• [Recorded information]:
>>>
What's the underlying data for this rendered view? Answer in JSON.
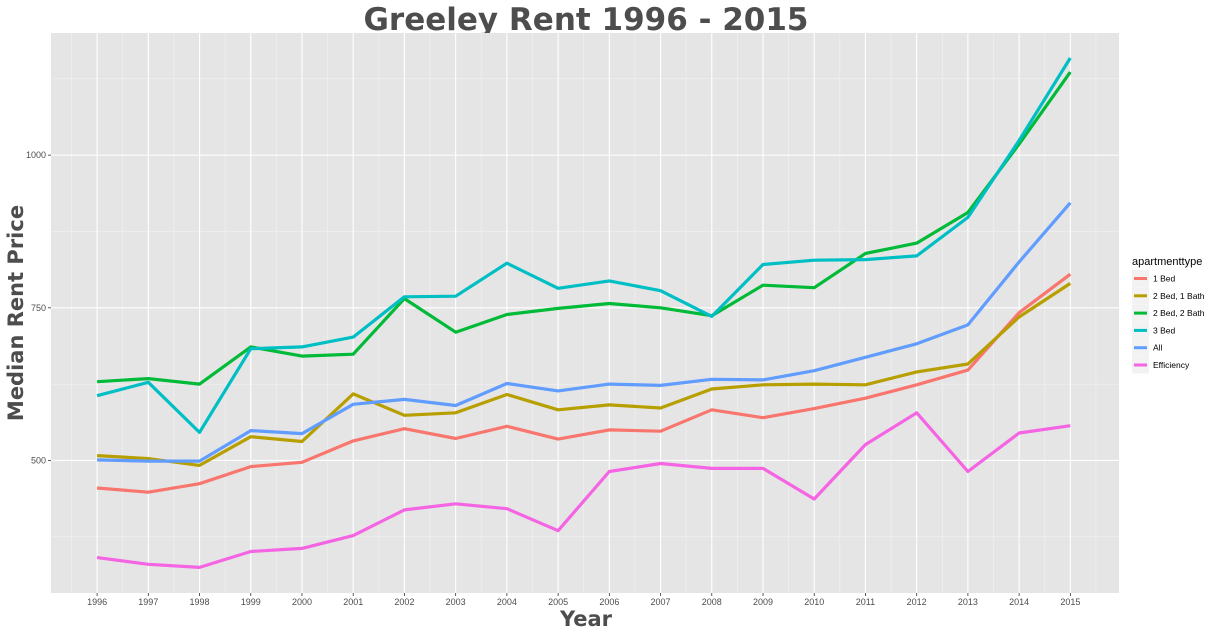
{
  "chart_data": {
    "type": "line",
    "title": "Greeley Rent 1996 - 2015",
    "xlabel": "Year",
    "ylabel": "Median Rent Price",
    "x": [
      1996,
      1997,
      1998,
      1999,
      2000,
      2001,
      2002,
      2003,
      2004,
      2005,
      2006,
      2007,
      2008,
      2009,
      2010,
      2011,
      2012,
      2013,
      2014,
      2015
    ],
    "xlim": [
      1995.1,
      2015.95
    ],
    "ylim": [
      283,
      1200
    ],
    "yticks": [
      500,
      750,
      1000
    ],
    "grid": true,
    "legend": {
      "title": "apartmenttype",
      "position": "right"
    },
    "series": [
      {
        "name": "1 Bed",
        "color": "#F8766D",
        "values": [
          455,
          448,
          462,
          490,
          497,
          532,
          552,
          536,
          556,
          535,
          550,
          548,
          583,
          570,
          585,
          602,
          624,
          648,
          742,
          805
        ]
      },
      {
        "name": "2 Bed, 1 Bath",
        "color": "#B79F00",
        "values": [
          508,
          503,
          492,
          539,
          531,
          609,
          574,
          578,
          608,
          583,
          591,
          586,
          617,
          624,
          625,
          624,
          645,
          658,
          735,
          790
        ]
      },
      {
        "name": "2 Bed, 2 Bath",
        "color": "#00BA38",
        "values": [
          629,
          634,
          625,
          686,
          671,
          674,
          765,
          710,
          739,
          749,
          757,
          750,
          737,
          787,
          783,
          839,
          856,
          906,
          1018,
          1136
        ]
      },
      {
        "name": "3 Bed",
        "color": "#00BFC4",
        "values": [
          606,
          628,
          546,
          683,
          686,
          702,
          768,
          769,
          823,
          782,
          794,
          778,
          736,
          821,
          828,
          829,
          835,
          898,
          1024,
          1159
        ]
      },
      {
        "name": "All",
        "color": "#619CFF",
        "values": [
          501,
          499,
          499,
          549,
          544,
          592,
          600,
          590,
          626,
          614,
          625,
          623,
          633,
          632,
          647,
          669,
          691,
          722,
          825,
          922
        ]
      },
      {
        "name": "Efficiency",
        "color": "#F564E3",
        "values": [
          341,
          330,
          325,
          351,
          356,
          377,
          419,
          429,
          421,
          385,
          482,
          495,
          487,
          487,
          437,
          526,
          578,
          482,
          545,
          557
        ]
      }
    ]
  }
}
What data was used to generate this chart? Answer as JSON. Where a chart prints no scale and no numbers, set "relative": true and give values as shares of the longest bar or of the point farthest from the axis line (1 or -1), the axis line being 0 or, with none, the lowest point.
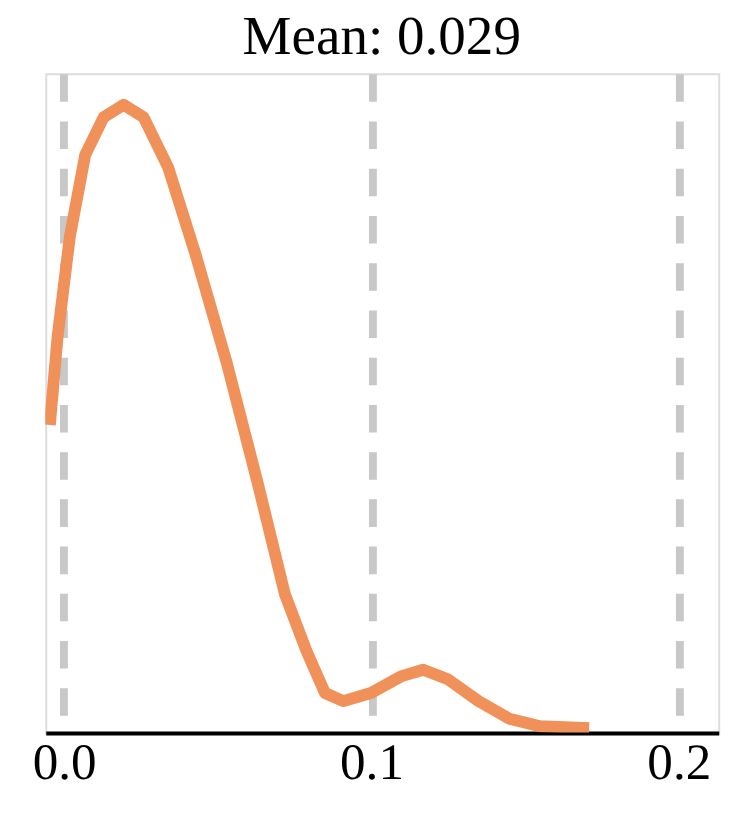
{
  "chart_data": {
    "type": "line",
    "title": "Mean: 0.029",
    "relative": true,
    "x": [
      -0.0045,
      -0.002,
      0.002,
      0.007,
      0.013,
      0.0195,
      0.026,
      0.034,
      0.043,
      0.053,
      0.063,
      0.072,
      0.079,
      0.085,
      0.091,
      0.1,
      0.11,
      0.117,
      0.125,
      0.135,
      0.145,
      0.155,
      0.171
    ],
    "series": [
      {
        "color": "#f0915a",
        "values": [
          0.49,
          0.63,
          0.79,
          0.92,
          0.98,
          1.0,
          0.98,
          0.9,
          0.76,
          0.59,
          0.4,
          0.22,
          0.13,
          0.063,
          0.05,
          0.063,
          0.09,
          0.1,
          0.085,
          0.05,
          0.022,
          0.01,
          0.007
        ]
      }
    ],
    "xlim": [
      -0.006,
      0.213
    ],
    "xticks": [
      {
        "value": 0,
        "label": "0.0"
      },
      0.1,
      {
        "value": 0.2,
        "label": "0.2"
      }
    ],
    "grid": "x",
    "line_style": "solid",
    "marker": "none",
    "legend": false
  }
}
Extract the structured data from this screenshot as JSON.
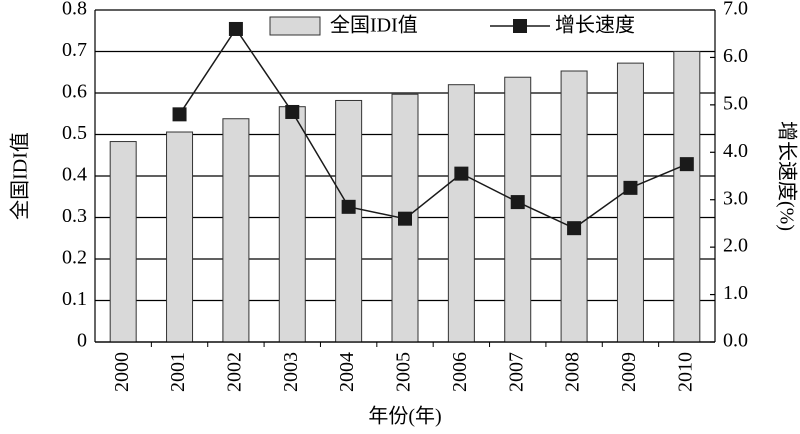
{
  "chart_data": {
    "type": "bar",
    "categories": [
      "2000",
      "2001",
      "2002",
      "2003",
      "2004",
      "2005",
      "2006",
      "2007",
      "2008",
      "2009",
      "2010"
    ],
    "series": [
      {
        "name": "全国IDI值",
        "type": "bar",
        "color": "#d9d9d9",
        "values": [
          0.483,
          0.506,
          0.538,
          0.567,
          0.582,
          0.597,
          0.62,
          0.638,
          0.653,
          0.672,
          0.7
        ]
      },
      {
        "name": "增长速度",
        "type": "line",
        "axis": "y2",
        "color": "#1a1a1a",
        "values": [
          null,
          4.8,
          6.6,
          4.85,
          2.85,
          2.6,
          3.55,
          2.95,
          2.4,
          3.25,
          3.75
        ]
      }
    ],
    "ylim": [
      0,
      0.8
    ],
    "yticks": [
      0,
      0.1,
      0.2,
      0.3,
      0.4,
      0.5,
      0.6,
      0.7,
      0.8
    ],
    "y2lim": [
      0,
      7
    ],
    "y2ticks": [
      {
        "value": 0,
        "label": "0.0"
      },
      {
        "value": 1,
        "label": "1.0"
      },
      {
        "value": 2,
        "label": "2.0"
      },
      {
        "value": 3,
        "label": "3.0"
      },
      {
        "value": 4,
        "label": "4.0"
      },
      {
        "value": 5,
        "label": "5.0"
      },
      {
        "value": 6,
        "label": "6.0"
      },
      {
        "value": 7,
        "label": "7.0"
      }
    ],
    "y_label": "全国IDI值",
    "y2_label": "增长速度(%)",
    "x_label": "年份(年)",
    "grid": true,
    "legend": "top"
  }
}
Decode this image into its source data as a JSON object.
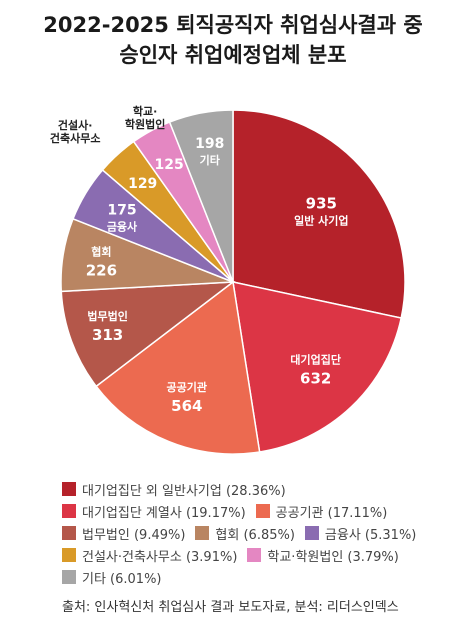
{
  "header": {
    "title_line1": "2022-2025 퇴직공직자 취업심사결과 중",
    "title_line2": "승인자 취업예정업체 분포"
  },
  "chart_data": {
    "type": "pie",
    "title": "2022-2025 퇴직공직자 취업심사결과 중 승인자 취업예정업체 분포",
    "slices": [
      {
        "label": "일반 사기업",
        "value": 935,
        "color": "#b5222a",
        "legend": "대기업집단 외 일반사기업 (28.36%)"
      },
      {
        "label": "대기업집단",
        "value": 632,
        "color": "#dc3545",
        "legend": "대기업집단 계열사 (19.17%)"
      },
      {
        "label": "공공기관",
        "value": 564,
        "color": "#ec6a50",
        "legend": "공공기관 (17.11%)"
      },
      {
        "label": "법무법인",
        "value": 313,
        "color": "#b4574a",
        "legend": "법무법인 (9.49%)"
      },
      {
        "label": "협회",
        "value": 226,
        "color": "#b98562",
        "legend": "협회 (6.85%)"
      },
      {
        "label": "금융사",
        "value": 175,
        "color": "#8a6cb1",
        "legend": "금융사 (5.31%)"
      },
      {
        "label": "건설사·\n건축사무소",
        "value": 129,
        "color": "#d99a28",
        "legend": "건설사·건축사무소 (3.91%)"
      },
      {
        "label": "학교·\n학원법인",
        "value": 125,
        "color": "#e487c2",
        "legend": "학교·학원법인 (3.79%)"
      },
      {
        "label": "기타",
        "value": 198,
        "color": "#a6a6a6",
        "legend": "기타 (6.01%)"
      }
    ],
    "legend_placement": "bottom"
  },
  "footer": {
    "source": "출처: 인사혁신처 취업심사 결과 보도자료, 분석: 리더스인덱스"
  }
}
<<<
Gather each line holding the string "퇴직공직자".

• [The response]:
    "title_line1": "2022-2025 퇴직공직자 취업심사결과 중",
    "title": "2022-2025 퇴직공직자 취업심사결과 중 승인자 취업예정업체 분포",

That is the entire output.